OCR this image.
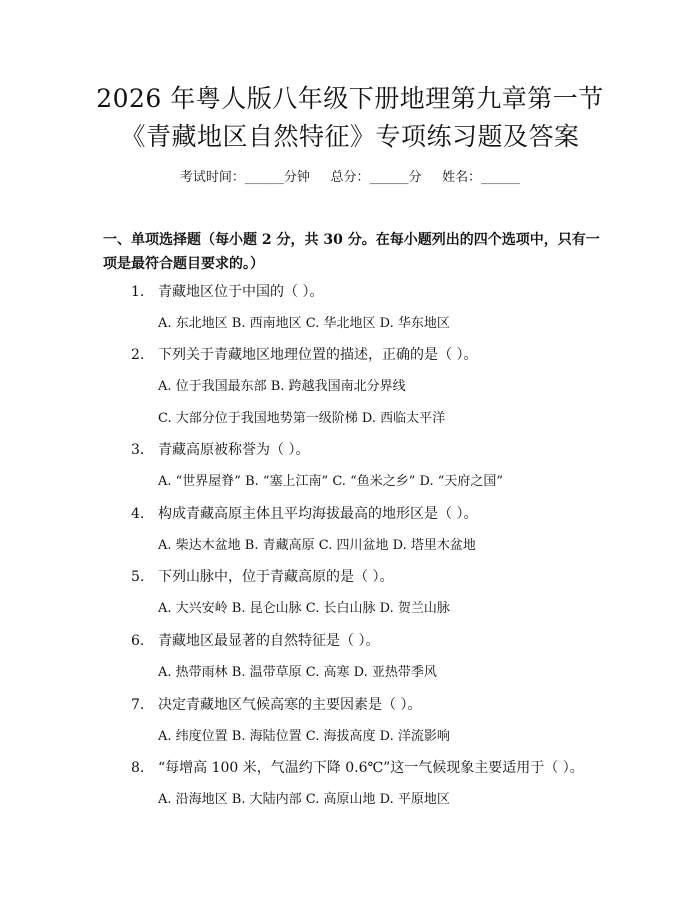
2026 年粤人版八年级下册地理第九章第一节
《青藏地区自然特征》专项练习题及答案
考试时间：______分钟     总分：______分     姓名：______
一、单项选择题（每小题 2 分，共 30 分。在每小题列出的四个选项中，只有一项是最符合题目要求的。）
1. 青藏地区位于中国的（ ）。
A. 东北地区 B. 西南地区 C. 华北地区 D. 华东地区
2. 下列关于青藏地区地理位置的描述，正确的是（ ）。
A. 位于我国最东部 B. 跨越我国南北分界线
C. 大部分位于我国地势第一级阶梯 D. 西临太平洋
3. 青藏高原被称誉为（ ）。
A. “世界屋脊” B. “塞上江南” C. “鱼米之乡” D. “天府之国”
4. 构成青藏高原主体且平均海拔最高的地形区是（ ）。
A. 柴达木盆地 B. 青藏高原 C. 四川盆地 D. 塔里木盆地
5. 下列山脉中，位于青藏高原的是（ ）。
A. 大兴安岭 B. 昆仑山脉 C. 长白山脉 D. 贺兰山脉
6. 青藏地区最显著的自然特征是（ ）。
A. 热带雨林 B. 温带草原 C. 高寒 D. 亚热带季风
7. 决定青藏地区气候高寒的主要因素是（ ）。
A. 纬度位置 B. 海陆位置 C. 海拔高度 D. 洋流影响
8. “每增高 100 米，气温约下降 0.6℃”这一气候现象主要适用于（ ）。
A. 沿海地区 B. 大陆内部 C. 高原山地 D. 平原地区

--------------------

> Problem to work on:
Output, exactly, all the records above; include no pictures.

> Written solution:
OCR this image.
2026 年粤人版八年级下册地理第九章第一节
《青藏地区自然特征》专项练习题及答案
考试时间：______分钟     总分：______分     姓名：______
一、单项选择题（每小题 2 分，共 30 分。在每小题列出的四个选项中，只有一项是最符合题目要求的。）
1. 青藏地区位于中国的（ ）。
A. 东北地区 B. 西南地区 C. 华北地区 D. 华东地区
2. 下列关于青藏地区地理位置的描述，正确的是（ ）。
A. 位于我国最东部 B. 跨越我国南北分界线
C. 大部分位于我国地势第一级阶梯 D. 西临太平洋
3. 青藏高原被称誉为（ ）。
A. “世界屋脊” B. “塞上江南” C. “鱼米之乡” D. “天府之国”
4. 构成青藏高原主体且平均海拔最高的地形区是（ ）。
A. 柴达木盆地 B. 青藏高原 C. 四川盆地 D. 塔里木盆地
5. 下列山脉中，位于青藏高原的是（ ）。
A. 大兴安岭 B. 昆仑山脉 C. 长白山脉 D. 贺兰山脉
6. 青藏地区最显著的自然特征是（ ）。
A. 热带雨林 B. 温带草原 C. 高寒 D. 亚热带季风
7. 决定青藏地区气候高寒的主要因素是（ ）。
A. 纬度位置 B. 海陆位置 C. 海拔高度 D. 洋流影响
8. “每增高 100 米，气温约下降 0.6℃”这一气候现象主要适用于（ ）。
A. 沿海地区 B. 大陆内部 C. 高原山地 D. 平原地区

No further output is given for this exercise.